───── Exercise materials ─────

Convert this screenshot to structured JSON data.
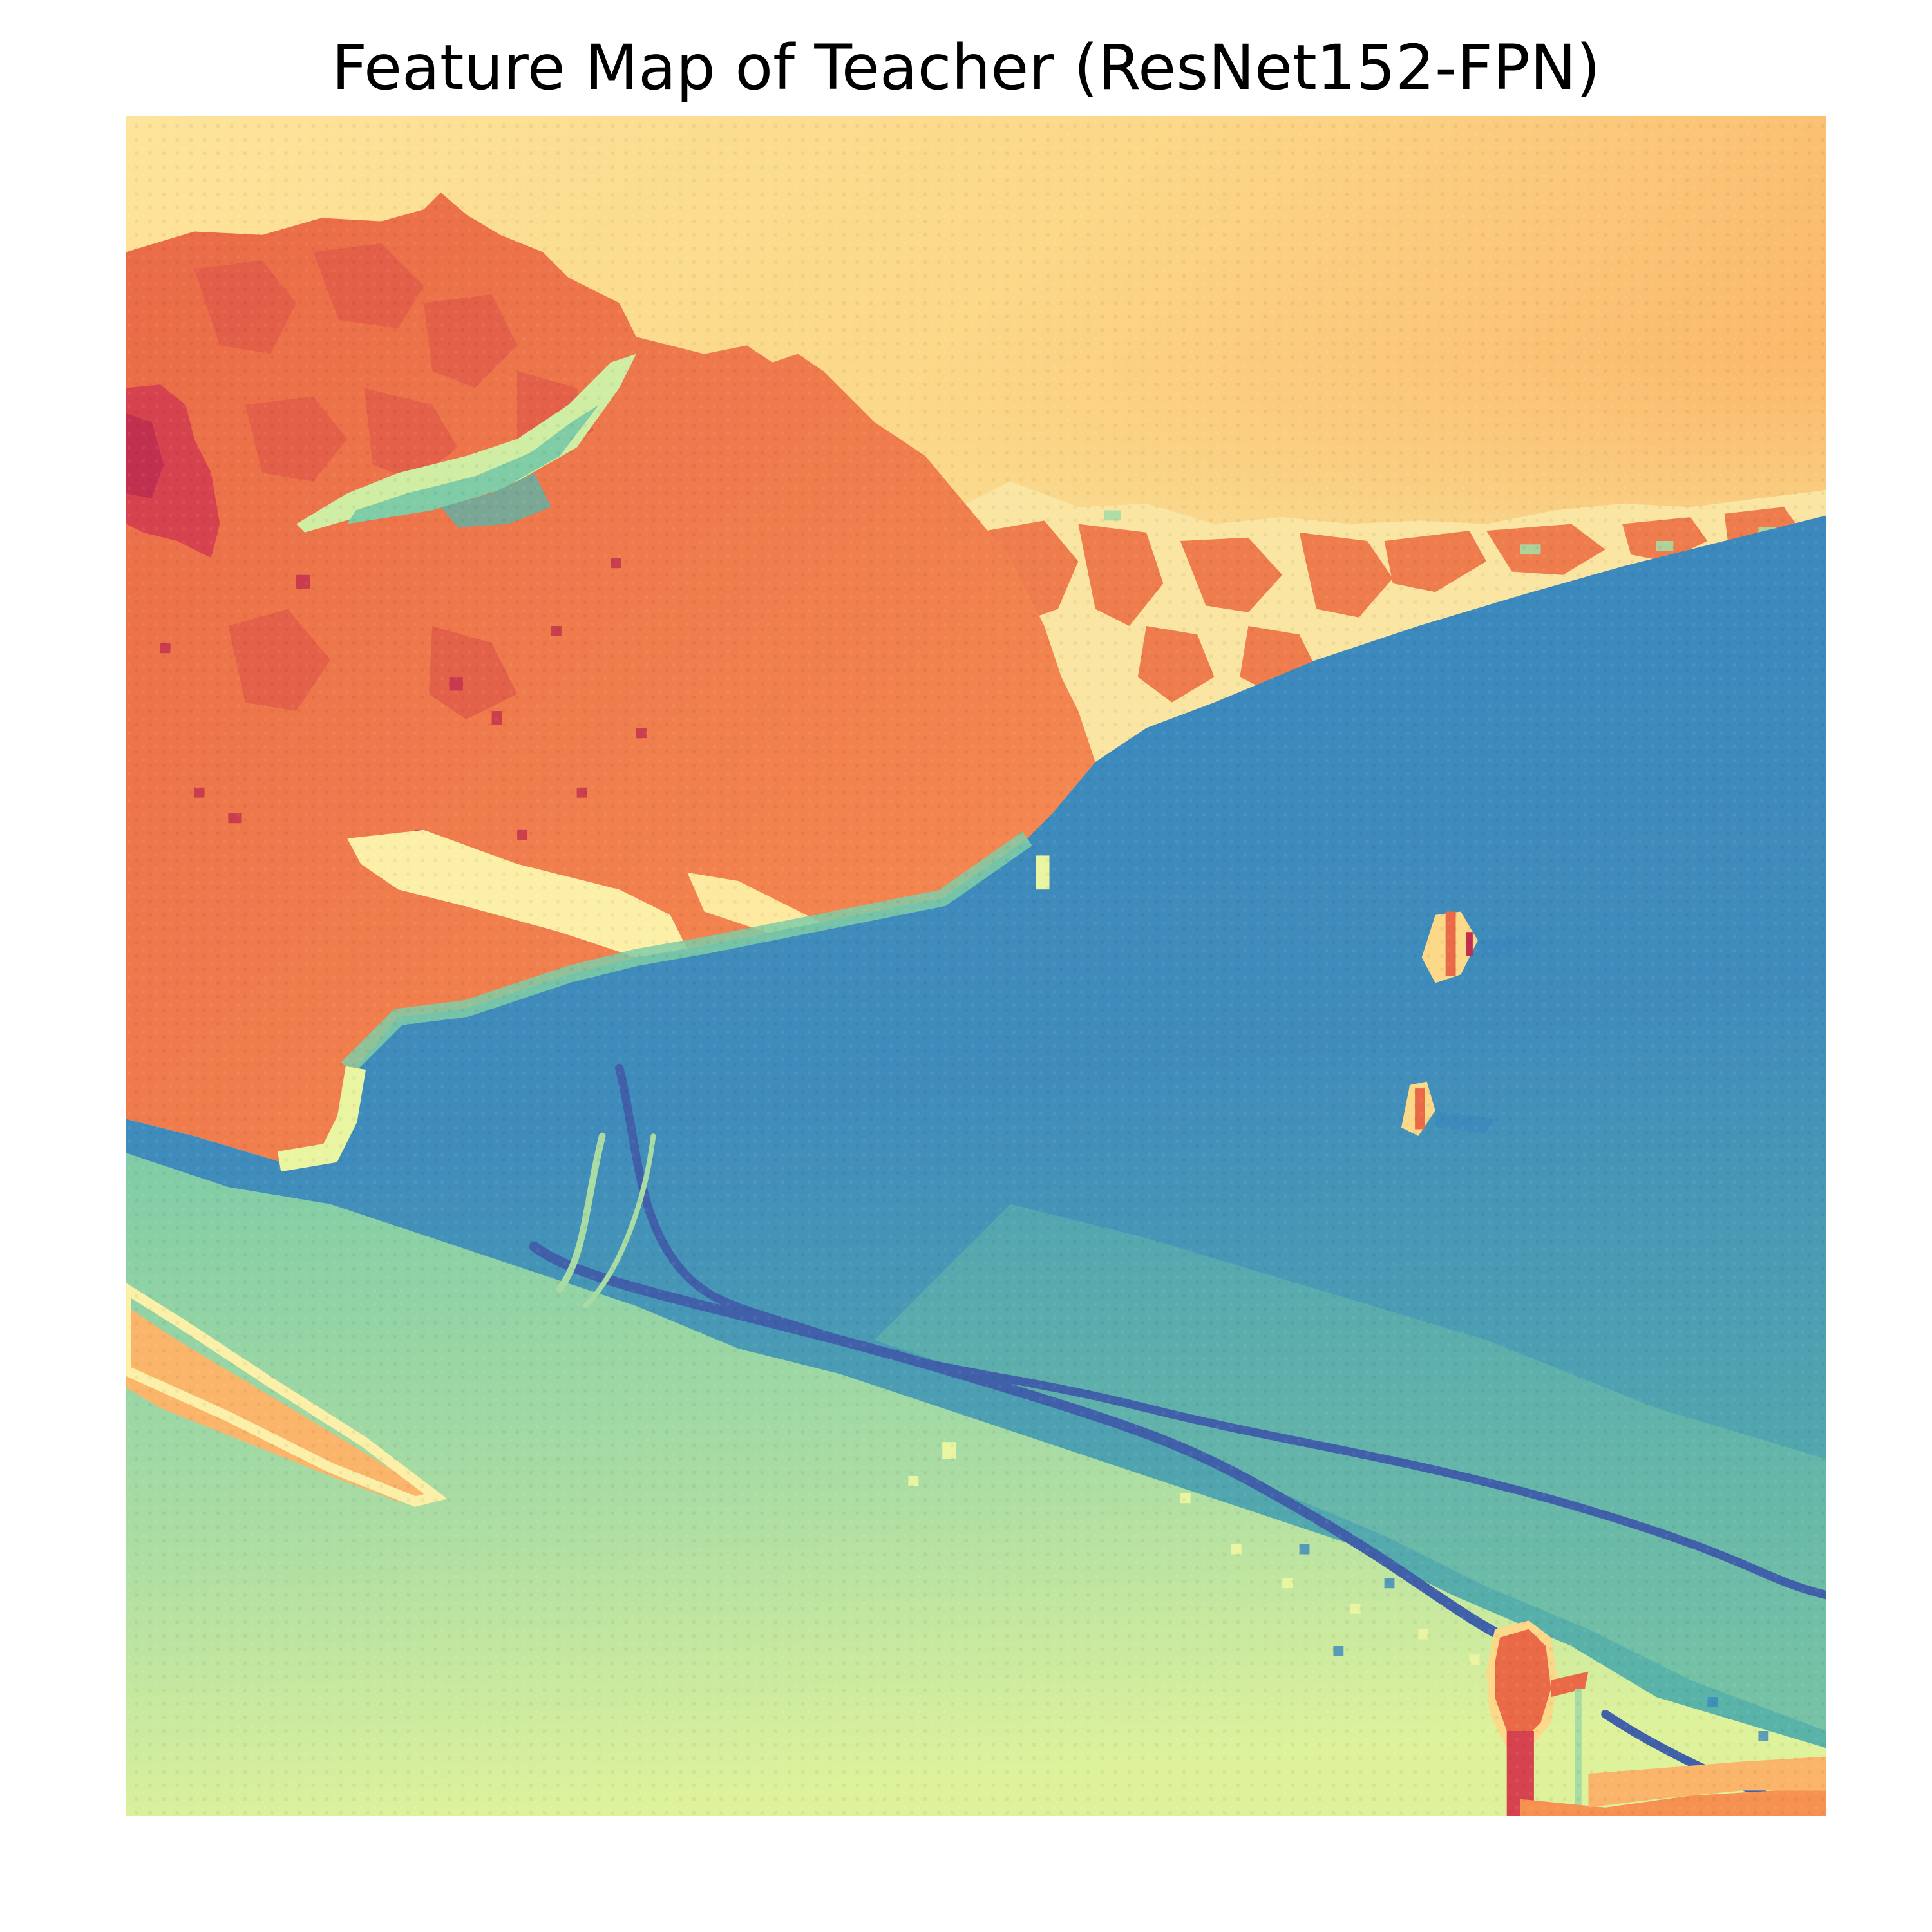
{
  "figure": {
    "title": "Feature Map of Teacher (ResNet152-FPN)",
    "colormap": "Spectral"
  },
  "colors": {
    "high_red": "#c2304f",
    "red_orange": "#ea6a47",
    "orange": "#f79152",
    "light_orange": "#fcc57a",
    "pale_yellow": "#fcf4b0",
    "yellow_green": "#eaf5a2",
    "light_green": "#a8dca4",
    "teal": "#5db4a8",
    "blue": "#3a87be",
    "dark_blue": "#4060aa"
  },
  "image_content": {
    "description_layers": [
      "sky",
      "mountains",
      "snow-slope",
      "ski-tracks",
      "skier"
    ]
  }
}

─────
───── Exercise materials ─────

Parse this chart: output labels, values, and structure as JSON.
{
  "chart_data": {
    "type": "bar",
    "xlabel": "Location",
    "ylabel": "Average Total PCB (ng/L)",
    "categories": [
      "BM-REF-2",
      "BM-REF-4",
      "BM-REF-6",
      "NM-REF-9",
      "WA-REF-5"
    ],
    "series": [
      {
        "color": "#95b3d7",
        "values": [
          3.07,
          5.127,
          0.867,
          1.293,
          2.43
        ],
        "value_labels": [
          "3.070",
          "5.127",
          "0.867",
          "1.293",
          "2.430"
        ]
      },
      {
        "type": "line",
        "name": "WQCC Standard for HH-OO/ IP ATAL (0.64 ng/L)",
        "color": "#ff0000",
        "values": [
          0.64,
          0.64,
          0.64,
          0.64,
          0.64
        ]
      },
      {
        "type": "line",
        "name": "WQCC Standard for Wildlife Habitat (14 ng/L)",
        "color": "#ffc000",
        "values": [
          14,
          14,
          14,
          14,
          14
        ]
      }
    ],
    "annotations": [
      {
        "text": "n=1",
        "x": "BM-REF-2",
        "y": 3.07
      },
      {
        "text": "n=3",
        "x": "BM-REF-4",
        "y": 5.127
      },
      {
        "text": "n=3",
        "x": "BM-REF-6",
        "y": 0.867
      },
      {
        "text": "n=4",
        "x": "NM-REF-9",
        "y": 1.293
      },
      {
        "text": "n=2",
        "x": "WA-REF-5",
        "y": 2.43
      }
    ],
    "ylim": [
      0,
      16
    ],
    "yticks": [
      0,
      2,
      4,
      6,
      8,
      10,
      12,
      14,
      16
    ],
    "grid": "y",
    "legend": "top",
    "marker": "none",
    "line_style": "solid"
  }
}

─────
───── Exercise materials ─────

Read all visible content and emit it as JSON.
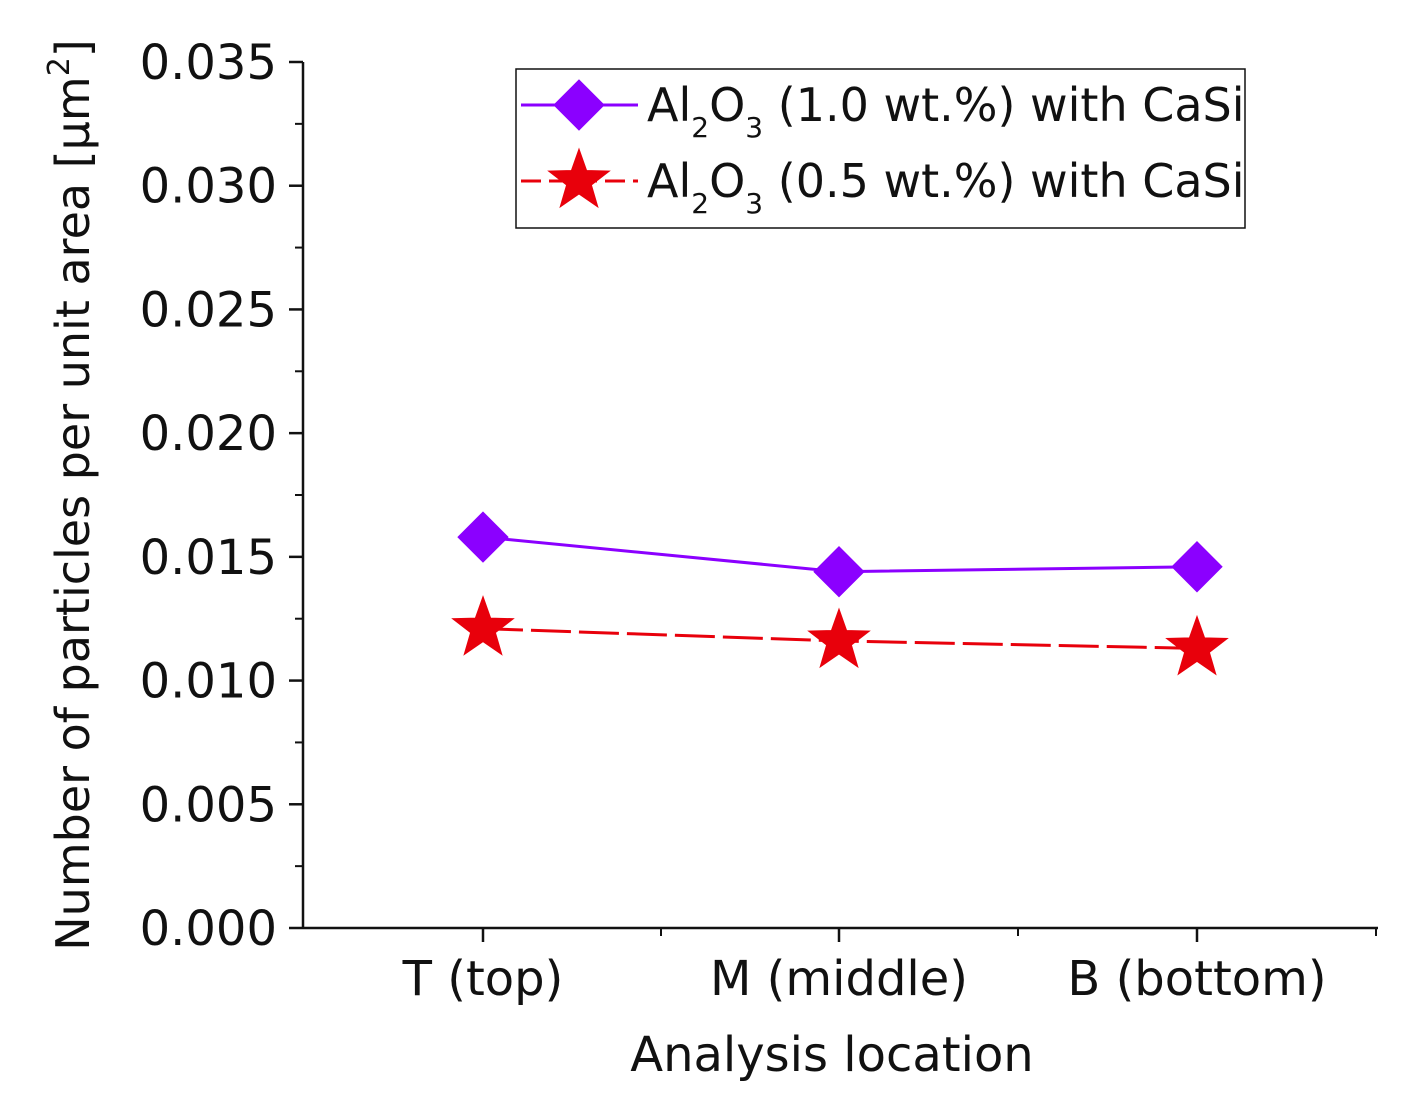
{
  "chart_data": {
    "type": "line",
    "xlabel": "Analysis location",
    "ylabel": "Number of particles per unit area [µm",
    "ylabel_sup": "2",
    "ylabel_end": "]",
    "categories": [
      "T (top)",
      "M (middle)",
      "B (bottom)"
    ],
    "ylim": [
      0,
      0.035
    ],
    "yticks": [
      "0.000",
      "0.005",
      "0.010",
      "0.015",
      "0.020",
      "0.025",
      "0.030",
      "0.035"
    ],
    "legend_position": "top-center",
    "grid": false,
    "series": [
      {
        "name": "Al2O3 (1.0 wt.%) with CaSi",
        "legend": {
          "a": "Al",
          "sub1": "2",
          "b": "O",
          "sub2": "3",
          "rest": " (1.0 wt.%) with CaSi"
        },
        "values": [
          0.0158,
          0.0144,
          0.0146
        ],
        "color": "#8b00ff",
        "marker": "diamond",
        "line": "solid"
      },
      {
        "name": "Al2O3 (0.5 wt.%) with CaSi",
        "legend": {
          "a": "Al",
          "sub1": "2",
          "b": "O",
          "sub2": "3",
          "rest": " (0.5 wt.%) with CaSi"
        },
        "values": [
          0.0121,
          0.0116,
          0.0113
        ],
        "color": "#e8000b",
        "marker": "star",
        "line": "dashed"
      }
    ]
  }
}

─────

> _Exercise description_: Pick out every line above that contains the word "WQCC" and copy it.

> _Output for this exercise_:
        "name": "WQCC Standard for HH-OO/ IP ATAL (0.64 ng/L)",
        "name": "WQCC Standard for Wildlife Habitat (14 ng/L)",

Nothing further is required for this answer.